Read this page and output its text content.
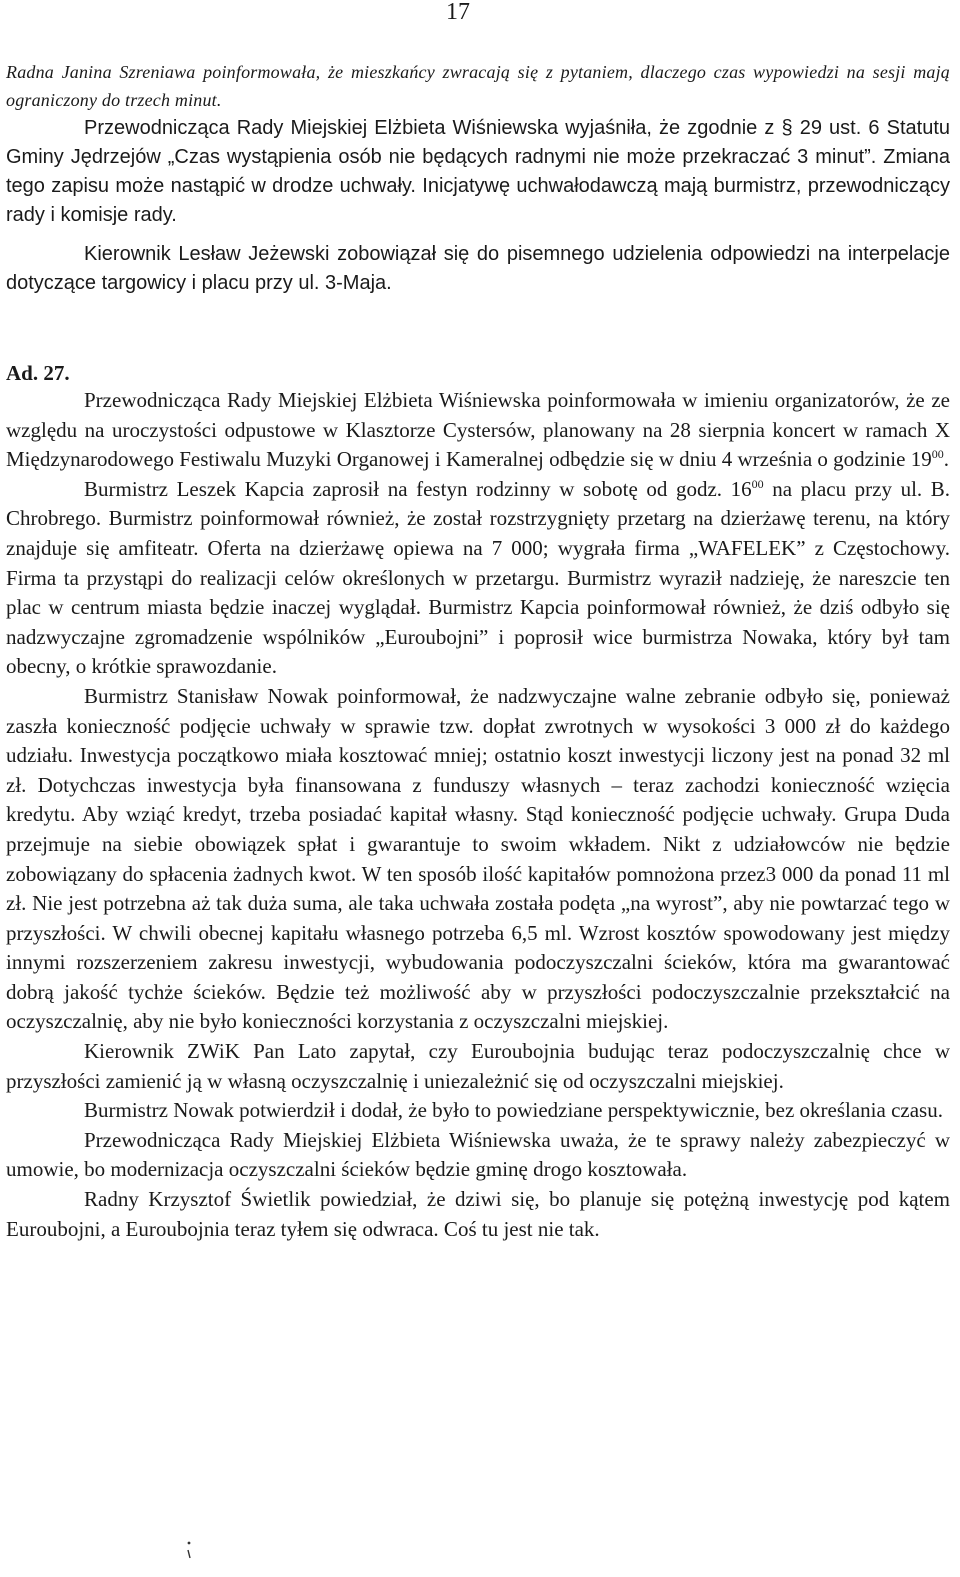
17

Radna Janina Szreniawa poinformowała, że mieszkańcy zwracają się z pytaniem, dlaczego czas wypowiedzi na sesji mają ograniczony do trzech minut.

Przewodnicząca Rady Miejskiej Elżbieta Wiśniewska wyjaśniła, że zgodnie z § 29 ust. 6 Statutu Gminy Jędrzejów „Czas wystąpienia osób nie będących radnymi nie może przekraczać 3 minut”. Zmiana tego zapisu może nastąpić w drodze uchwały. Inicjatywę uchwałodawczą mają burmistrz, przewodniczący rady i komisje rady.

Kierownik Lesław Jeżewski zobowiązał się do pisemnego udzielenia odpowiedzi na interpelacje dotyczące targowicy i placu przy ul. 3-Maja.

Ad. 27.

Przewodnicząca Rady Miejskiej Elżbieta Wiśniewska poinformowała w imieniu organizatorów, że ze względu na uroczystości odpustowe w Klasztorze Cystersów, planowany na 28 sierpnia koncert w ramach X Międzynarodowego Festiwalu Muzyki Organowej i Kameralnej odbędzie się w dniu 4 września o godzinie $19^{00}$.

Burmistrz Leszek Kapcia zaprosił na festyn rodzinny w sobotę od godz. $16^{00}$ na placu przy ul. B. Chrobrego. Burmistrz poinformował również, że został rozstrzygnięty przetarg na dzierżawę terenu, na który znajduje się amfiteatr. Oferta na dzierżawę opiewa na 7 000; wygrała firma „WAFELEK” z Częstochowy. Firma ta przystąpi do realizacji celów określonych w przetargu. Burmistrz wyraził nadzieję, że nareszcie ten plac w centrum miasta będzie inaczej wyglądał. Burmistrz Kapcia poinformował również, że dziś odbyło się nadzwyczajne zgromadzenie wspólników „Euroubojni” i poprosił wice burmistrza Nowaka, który był tam obecny, o krótkie sprawozdanie.

Burmistrz Stanisław Nowak poinformował, że nadzwyczajne walne zebranie odbyło się, ponieważ zaszła konieczność podjęcie uchwały w sprawie tzw. dopłat zwrotnych w wysokości 3 000 zł do każdego udziału. Inwestycja początkowo miała kosztować mniej; ostatnio koszt inwestycji liczony jest na ponad 32 ml zł. Dotychczas inwestycja była finansowana z funduszy własnych – teraz zachodzi konieczność wzięcia kredytu. Aby wziąć kredyt, trzeba posiadać kapitał własny. Stąd konieczność podjęcie uchwały. Grupa Duda przejmuje na siebie obowiązek spłat i gwarantuje to swoim wkładem. Nikt z udziałowców nie będzie zobowiązany do spłacenia żadnych kwot. W ten sposób ilość kapitałów pomnożona przez3 000 da ponad 11 ml zł. Nie jest potrzebna aż tak duża suma, ale taka uchwała została podęta „na wyrost”, aby nie powtarzać tego w przyszłości. W chwili obecnej kapitału własnego potrzeba 6,5 ml. Wzrost kosztów spowodowany jest między innymi rozszerzeniem zakresu inwestycji, wybudowania podoczyszczalni ścieków, która ma gwarantować dobrą jakość tychże ścieków. Będzie też możliwość aby w przyszłości podoczyszczalnie przekształcić na oczyszczalnię, aby nie było konieczności korzystania z oczyszczalni miejskiej.

Kierownik ZWiK Pan Lato zapytał, czy Euroubojnia budując teraz podoczyszczalnię chce w przyszłości zamienić ją w własną oczyszczalnię i uniezależnić się od oczyszczalni miejskiej.

Burmistrz Nowak potwierdził i dodał, że było to powiedziane perspektywicznie, bez określania czasu.

Przewodnicząca Rady Miejskiej Elżbieta Wiśniewska uważa, że te sprawy należy zabezpieczyć w umowie, bo modernizacja oczyszczalni ścieków będzie gminę drogo kosztowała.

Radny Krzysztof Świetlik powiedział, że dziwi się, bo planuje się potężną inwestycję pod kątem Euroubojni, a Euroubojnia teraz tyłem się odwraca. Coś tu jest nie tak.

------------------------------------------------

EXERCISE: Return every line from the records above that holds the word "Przewodnicząca".

TASK SOLUTION:
Przewodnicząca Rady Miejskiej Elżbieta Wiśniewska wyjaśniła, że zgodnie z § 29 ust. 6 Statutu Gminy Jędrzejów „Czas wystąpienia osób nie będących radnymi nie może przekraczać 3 minut”. Zmiana tego zapisu może nastąpić w drodze uchwały. Inicjatywę uchwałodawczą mają burmistrz, przewodniczący rady i komisje rady.
Przewodnicząca Rady Miejskiej Elżbieta Wiśniewska poinformowała w imieniu organizatorów, że ze względu na uroczystości odpustowe w Klasztorze Cystersów, planowany na 28 sierpnia koncert w ramach X Międzynarodowego Festiwalu Muzyki Organowej i Kameralnej odbędzie się w dniu 4 września o godzinie $19^{00}$.
Przewodnicząca Rady Miejskiej Elżbieta Wiśniewska uważa, że te sprawy należy zabezpieczyć w umowie, bo modernizacja oczyszczalni ścieków będzie gminę drogo kosztowała.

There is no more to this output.